Brief = Look through the data below. Pick out the lines holding the string "more".

========================

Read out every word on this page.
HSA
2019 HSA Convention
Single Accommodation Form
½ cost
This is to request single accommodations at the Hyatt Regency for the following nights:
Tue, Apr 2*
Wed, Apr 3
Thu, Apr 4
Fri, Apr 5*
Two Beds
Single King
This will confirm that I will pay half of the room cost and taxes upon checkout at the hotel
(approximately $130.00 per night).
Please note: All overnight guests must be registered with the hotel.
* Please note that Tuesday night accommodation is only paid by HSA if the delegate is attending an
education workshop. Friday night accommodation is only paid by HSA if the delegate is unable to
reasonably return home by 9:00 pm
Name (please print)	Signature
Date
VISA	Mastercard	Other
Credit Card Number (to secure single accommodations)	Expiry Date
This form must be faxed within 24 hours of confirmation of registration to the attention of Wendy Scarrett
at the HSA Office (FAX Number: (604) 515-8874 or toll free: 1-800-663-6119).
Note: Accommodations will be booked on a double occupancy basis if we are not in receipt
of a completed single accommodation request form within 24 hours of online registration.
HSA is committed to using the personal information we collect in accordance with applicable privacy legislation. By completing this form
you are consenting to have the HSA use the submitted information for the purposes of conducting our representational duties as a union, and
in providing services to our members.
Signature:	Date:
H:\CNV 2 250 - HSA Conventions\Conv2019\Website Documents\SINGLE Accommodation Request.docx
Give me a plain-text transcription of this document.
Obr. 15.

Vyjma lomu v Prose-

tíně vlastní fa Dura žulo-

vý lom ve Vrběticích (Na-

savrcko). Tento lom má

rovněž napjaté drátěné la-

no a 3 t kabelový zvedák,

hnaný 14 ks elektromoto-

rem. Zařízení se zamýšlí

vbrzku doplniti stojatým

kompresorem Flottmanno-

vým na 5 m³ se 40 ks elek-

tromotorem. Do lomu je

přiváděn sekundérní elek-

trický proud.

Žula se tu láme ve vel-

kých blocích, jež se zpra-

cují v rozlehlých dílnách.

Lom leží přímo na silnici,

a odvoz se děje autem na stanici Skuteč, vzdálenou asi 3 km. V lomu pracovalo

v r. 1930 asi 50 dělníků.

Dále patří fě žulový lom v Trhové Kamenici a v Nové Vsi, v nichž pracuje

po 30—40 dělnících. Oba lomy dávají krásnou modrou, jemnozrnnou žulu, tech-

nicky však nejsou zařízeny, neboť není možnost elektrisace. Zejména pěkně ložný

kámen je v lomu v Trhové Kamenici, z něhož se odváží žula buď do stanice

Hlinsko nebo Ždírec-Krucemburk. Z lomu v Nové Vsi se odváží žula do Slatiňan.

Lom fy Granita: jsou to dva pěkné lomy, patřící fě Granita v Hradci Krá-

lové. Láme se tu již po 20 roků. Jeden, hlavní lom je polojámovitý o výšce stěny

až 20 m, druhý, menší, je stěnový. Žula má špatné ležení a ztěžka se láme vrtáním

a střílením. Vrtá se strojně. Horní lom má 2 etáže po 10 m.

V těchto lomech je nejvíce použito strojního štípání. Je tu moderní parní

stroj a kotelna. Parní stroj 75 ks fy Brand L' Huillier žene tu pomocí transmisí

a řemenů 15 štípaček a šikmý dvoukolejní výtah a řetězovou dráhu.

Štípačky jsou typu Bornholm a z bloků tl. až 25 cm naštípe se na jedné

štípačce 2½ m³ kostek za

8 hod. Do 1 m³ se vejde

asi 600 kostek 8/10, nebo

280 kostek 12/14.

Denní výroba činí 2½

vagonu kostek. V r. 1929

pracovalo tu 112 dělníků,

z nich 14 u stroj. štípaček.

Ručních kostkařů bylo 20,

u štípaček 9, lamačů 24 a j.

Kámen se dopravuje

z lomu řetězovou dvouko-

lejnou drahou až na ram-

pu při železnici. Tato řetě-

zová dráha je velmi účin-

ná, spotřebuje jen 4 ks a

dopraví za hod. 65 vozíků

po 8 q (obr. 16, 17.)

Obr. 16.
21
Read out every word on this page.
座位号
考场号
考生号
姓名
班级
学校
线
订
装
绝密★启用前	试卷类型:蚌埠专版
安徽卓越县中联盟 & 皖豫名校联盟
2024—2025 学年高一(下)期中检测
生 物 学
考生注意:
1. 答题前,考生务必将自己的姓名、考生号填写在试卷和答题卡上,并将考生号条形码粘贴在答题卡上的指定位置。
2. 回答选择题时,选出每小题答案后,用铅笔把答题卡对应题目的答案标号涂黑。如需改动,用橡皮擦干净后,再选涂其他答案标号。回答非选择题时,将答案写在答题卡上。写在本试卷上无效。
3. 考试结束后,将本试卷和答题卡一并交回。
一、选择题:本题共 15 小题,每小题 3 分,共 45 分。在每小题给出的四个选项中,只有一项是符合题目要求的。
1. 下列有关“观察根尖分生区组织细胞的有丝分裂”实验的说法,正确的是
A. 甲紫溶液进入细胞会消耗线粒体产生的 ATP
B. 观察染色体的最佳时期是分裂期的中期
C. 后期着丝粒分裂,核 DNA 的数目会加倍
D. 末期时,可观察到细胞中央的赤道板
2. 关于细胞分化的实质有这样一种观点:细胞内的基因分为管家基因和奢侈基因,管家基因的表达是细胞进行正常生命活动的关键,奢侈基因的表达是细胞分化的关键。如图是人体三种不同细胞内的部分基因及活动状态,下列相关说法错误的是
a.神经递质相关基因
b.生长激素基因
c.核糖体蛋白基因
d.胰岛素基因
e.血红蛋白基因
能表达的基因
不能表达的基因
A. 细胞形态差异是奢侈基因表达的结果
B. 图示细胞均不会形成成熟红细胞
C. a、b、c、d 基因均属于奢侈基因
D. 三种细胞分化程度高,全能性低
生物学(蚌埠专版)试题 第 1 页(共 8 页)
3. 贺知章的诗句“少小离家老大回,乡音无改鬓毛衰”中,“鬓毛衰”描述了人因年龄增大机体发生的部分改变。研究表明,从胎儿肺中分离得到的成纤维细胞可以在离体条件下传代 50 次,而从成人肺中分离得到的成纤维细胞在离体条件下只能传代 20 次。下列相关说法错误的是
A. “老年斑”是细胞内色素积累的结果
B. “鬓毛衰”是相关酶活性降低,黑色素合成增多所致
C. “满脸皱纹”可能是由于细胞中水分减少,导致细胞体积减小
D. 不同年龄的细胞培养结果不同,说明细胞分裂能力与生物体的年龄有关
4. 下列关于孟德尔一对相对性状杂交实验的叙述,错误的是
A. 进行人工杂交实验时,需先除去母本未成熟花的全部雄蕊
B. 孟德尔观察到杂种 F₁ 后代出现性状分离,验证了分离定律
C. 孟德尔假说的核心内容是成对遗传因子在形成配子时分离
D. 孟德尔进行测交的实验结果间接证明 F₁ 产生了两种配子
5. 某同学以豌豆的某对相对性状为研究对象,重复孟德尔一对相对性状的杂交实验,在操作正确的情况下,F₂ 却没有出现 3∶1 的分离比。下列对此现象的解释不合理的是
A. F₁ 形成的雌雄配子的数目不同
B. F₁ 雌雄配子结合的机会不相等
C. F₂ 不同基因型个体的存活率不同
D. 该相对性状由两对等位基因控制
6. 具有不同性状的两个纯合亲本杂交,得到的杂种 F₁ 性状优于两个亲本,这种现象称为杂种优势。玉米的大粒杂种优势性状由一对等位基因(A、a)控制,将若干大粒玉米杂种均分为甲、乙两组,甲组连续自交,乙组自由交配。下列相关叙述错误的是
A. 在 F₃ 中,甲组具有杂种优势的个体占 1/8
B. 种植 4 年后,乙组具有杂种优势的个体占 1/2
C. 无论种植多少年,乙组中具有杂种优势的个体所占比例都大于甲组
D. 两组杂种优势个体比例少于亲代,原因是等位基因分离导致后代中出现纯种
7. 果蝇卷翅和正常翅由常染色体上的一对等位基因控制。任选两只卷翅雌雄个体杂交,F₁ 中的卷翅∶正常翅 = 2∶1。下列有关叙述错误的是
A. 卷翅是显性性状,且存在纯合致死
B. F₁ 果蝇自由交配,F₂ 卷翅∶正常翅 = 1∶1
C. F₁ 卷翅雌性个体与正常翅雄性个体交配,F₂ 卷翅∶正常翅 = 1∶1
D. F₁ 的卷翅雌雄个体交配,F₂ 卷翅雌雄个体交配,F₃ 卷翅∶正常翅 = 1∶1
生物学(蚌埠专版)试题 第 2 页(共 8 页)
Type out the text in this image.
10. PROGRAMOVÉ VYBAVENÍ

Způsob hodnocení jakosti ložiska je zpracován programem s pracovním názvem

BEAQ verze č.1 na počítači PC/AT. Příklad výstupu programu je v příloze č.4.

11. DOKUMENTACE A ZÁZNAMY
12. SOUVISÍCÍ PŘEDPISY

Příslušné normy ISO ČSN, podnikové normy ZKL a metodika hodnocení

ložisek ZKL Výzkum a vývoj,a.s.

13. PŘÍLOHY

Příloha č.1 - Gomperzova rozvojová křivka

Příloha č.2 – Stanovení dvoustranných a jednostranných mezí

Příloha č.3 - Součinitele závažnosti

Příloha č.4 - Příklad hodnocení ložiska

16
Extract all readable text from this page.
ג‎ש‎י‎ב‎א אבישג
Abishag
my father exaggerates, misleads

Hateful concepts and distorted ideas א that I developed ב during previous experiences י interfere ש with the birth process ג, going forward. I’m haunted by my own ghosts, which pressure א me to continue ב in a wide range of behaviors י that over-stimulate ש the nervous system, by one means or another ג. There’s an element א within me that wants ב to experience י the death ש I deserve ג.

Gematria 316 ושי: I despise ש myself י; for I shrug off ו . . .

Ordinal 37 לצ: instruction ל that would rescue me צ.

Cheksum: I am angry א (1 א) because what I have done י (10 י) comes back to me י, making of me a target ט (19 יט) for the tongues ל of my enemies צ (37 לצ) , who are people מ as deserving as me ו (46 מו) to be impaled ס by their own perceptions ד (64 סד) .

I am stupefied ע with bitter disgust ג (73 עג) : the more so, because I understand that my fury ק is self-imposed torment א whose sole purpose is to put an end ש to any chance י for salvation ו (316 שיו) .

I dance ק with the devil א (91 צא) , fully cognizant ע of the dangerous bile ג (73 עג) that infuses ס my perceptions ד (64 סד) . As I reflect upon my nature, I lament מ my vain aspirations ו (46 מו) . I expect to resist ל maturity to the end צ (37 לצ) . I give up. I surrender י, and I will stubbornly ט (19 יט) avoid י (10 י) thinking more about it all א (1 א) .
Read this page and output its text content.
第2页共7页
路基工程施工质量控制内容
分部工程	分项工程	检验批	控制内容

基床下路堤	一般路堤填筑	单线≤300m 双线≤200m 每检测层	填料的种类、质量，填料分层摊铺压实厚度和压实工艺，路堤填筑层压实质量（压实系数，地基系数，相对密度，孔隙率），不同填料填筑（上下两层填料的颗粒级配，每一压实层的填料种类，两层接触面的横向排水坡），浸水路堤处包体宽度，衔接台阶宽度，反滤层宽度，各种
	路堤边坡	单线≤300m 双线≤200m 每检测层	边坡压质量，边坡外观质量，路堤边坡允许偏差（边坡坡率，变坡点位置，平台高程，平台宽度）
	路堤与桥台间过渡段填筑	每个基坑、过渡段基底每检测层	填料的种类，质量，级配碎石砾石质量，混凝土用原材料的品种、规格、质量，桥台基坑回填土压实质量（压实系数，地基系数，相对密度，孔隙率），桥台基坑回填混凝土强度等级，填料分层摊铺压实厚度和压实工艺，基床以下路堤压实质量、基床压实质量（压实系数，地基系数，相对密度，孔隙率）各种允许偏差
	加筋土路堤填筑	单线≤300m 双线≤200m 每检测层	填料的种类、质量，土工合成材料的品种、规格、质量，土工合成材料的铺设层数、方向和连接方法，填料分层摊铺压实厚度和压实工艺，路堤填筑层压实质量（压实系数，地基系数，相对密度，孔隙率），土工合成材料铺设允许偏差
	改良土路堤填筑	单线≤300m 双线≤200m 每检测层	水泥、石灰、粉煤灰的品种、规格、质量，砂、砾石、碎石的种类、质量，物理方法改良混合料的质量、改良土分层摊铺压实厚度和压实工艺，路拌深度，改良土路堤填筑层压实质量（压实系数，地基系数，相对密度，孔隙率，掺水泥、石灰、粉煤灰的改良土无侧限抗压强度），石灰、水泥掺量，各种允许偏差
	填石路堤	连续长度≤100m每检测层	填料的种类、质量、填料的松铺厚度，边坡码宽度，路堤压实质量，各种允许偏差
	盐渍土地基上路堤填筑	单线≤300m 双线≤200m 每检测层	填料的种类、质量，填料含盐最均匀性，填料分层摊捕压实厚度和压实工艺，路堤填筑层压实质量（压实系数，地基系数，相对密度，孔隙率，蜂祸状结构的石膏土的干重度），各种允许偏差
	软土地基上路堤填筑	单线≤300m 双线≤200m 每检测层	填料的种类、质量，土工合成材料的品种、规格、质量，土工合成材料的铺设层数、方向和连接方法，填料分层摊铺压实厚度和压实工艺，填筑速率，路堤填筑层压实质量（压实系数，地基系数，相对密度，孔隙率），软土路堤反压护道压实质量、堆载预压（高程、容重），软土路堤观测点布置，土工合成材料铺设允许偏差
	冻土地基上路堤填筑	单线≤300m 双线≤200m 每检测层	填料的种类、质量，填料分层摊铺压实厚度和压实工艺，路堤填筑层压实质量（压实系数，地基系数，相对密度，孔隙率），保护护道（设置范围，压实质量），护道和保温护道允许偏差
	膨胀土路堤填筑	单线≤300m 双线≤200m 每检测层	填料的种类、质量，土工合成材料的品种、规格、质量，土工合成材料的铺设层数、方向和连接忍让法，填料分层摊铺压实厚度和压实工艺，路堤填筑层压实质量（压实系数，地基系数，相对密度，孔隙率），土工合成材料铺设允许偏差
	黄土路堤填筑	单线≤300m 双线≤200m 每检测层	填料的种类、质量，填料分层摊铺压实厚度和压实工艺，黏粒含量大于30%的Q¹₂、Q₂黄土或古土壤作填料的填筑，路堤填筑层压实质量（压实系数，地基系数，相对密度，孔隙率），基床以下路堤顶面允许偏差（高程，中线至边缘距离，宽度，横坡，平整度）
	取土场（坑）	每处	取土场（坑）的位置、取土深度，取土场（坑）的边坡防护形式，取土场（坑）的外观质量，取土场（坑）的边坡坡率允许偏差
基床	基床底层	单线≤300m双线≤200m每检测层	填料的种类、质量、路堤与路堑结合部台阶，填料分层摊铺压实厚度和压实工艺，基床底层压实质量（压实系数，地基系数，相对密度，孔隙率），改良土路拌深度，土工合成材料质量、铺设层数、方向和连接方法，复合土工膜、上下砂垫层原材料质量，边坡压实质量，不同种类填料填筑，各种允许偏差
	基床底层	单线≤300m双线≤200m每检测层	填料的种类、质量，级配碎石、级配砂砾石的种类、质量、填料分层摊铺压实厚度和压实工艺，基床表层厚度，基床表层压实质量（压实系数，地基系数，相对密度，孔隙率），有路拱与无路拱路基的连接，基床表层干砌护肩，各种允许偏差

========================

Output for this exercise =
I am stupefied ע with bitter disgust ג (73 עג) : the more so, because I understand that my fury ק is self-imposed torment א whose sole purpose is to put an end ש to any chance י for salvation ו (316 שיו) .
I dance ק with the devil א (91 צא) , fully cognizant ע of the dangerous bile ג (73 עג) that infuses ס my perceptions ד (64 סד) . As I reflect upon my nature, I lament מ my vain aspirations ו (46 מו) . I expect to resist ל maturity to the end צ (37 לצ) . I give up. I surrender י, and I will stubbornly ט (19 יט) avoid י (10 י) thinking more about it all א (1 א) .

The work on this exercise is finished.